• **Direction**
Print the listing that follows, character for character.

• **Record set**
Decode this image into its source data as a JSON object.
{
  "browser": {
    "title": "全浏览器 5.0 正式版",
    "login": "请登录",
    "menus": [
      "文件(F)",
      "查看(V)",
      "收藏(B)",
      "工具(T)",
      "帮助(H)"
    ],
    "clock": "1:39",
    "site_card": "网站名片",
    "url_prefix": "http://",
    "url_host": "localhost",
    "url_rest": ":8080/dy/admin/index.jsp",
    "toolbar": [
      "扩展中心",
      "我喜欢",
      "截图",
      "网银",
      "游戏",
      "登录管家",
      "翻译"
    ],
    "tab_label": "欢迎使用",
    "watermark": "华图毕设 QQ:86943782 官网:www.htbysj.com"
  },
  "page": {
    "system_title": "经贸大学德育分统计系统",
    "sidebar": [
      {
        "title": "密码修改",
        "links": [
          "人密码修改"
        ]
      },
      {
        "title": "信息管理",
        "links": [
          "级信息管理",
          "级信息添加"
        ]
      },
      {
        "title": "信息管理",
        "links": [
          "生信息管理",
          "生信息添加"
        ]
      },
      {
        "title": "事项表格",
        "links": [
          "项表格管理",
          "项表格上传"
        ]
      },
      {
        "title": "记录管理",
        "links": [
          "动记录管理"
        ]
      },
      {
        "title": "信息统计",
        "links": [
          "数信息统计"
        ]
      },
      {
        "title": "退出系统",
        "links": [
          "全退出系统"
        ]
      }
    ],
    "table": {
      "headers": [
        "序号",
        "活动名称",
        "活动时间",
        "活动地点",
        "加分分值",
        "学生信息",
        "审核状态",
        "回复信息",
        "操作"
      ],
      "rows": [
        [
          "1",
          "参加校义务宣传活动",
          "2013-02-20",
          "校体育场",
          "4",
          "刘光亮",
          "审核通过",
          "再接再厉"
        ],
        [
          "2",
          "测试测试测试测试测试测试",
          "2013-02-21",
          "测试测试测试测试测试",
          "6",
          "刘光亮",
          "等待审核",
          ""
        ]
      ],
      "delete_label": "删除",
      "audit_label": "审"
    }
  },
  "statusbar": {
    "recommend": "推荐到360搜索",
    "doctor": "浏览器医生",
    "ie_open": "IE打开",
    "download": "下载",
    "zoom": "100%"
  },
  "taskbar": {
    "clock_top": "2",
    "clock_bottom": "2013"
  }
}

• **Written reply**
Decode this image into its source data as a JSON object.
{
  "browser": {
    "title": "全浏览器 5.0 正式版",
    "login": "请登录",
    "menus": [
      "文件(F)",
      "查看(V)",
      "收藏(B)",
      "工具(T)",
      "帮助(H)"
    ],
    "clock": "1:39",
    "site_card": "网站名片",
    "url_prefix": "http://",
    "url_host": "localhost",
    "url_rest": ":8080/dy/admin/index.jsp",
    "toolbar": [
      "扩展中心",
      "我喜欢",
      "截图",
      "网银",
      "游戏",
      "登录管家",
      "翻译"
    ],
    "tab_label": "欢迎使用",
    "watermark": "华图毕设 QQ:86943782 官网:www.htbysj.com"
  },
  "page": {
    "system_title": "经贸大学德育分统计系统",
    "sidebar": [
      {
        "title": "密码修改",
        "links": [
          "人密码修改"
        ]
      },
      {
        "title": "信息管理",
        "links": [
          "级信息管理",
          "级信息添加"
        ]
      },
      {
        "title": "信息管理",
        "links": [
          "生信息管理",
          "生信息添加"
        ]
      },
      {
        "title": "事项表格",
        "links": [
          "项表格管理",
          "项表格上传"
        ]
      },
      {
        "title": "记录管理",
        "links": [
          "动记录管理"
        ]
      },
      {
        "title": "信息统计",
        "links": [
          "数信息统计"
        ]
      },
      {
        "title": "退出系统",
        "links": [
          "全退出系统"
        ]
      }
    ],
    "table": {
      "headers": [
        "序号",
        "活动名称",
        "活动时间",
        "活动地点",
        "加分分值",
        "学生信息",
        "审核状态",
        "回复信息",
        "操作"
      ],
      "rows": [
        [
          "1",
          "参加校义务宣传活动",
          "2013-02-20",
          "校体育场",
          "4",
          "刘光亮",
          "审核通过",
          "再接再厉"
        ],
        [
          "2",
          "测试测试测试测试测试测试",
          "2013-02-21",
          "测试测试测试测试测试",
          "6",
          "刘光亮",
          "等待审核",
          ""
        ]
      ],
      "delete_label": "删除",
      "audit_label": "审"
    }
  },
  "statusbar": {
    "recommend": "推荐到360搜索",
    "doctor": "浏览器医生",
    "ie_open": "IE打开",
    "download": "下载",
    "zoom": "100%"
  },
  "taskbar": {
    "clock_top": "2",
    "clock_bottom": "2013"
  }
}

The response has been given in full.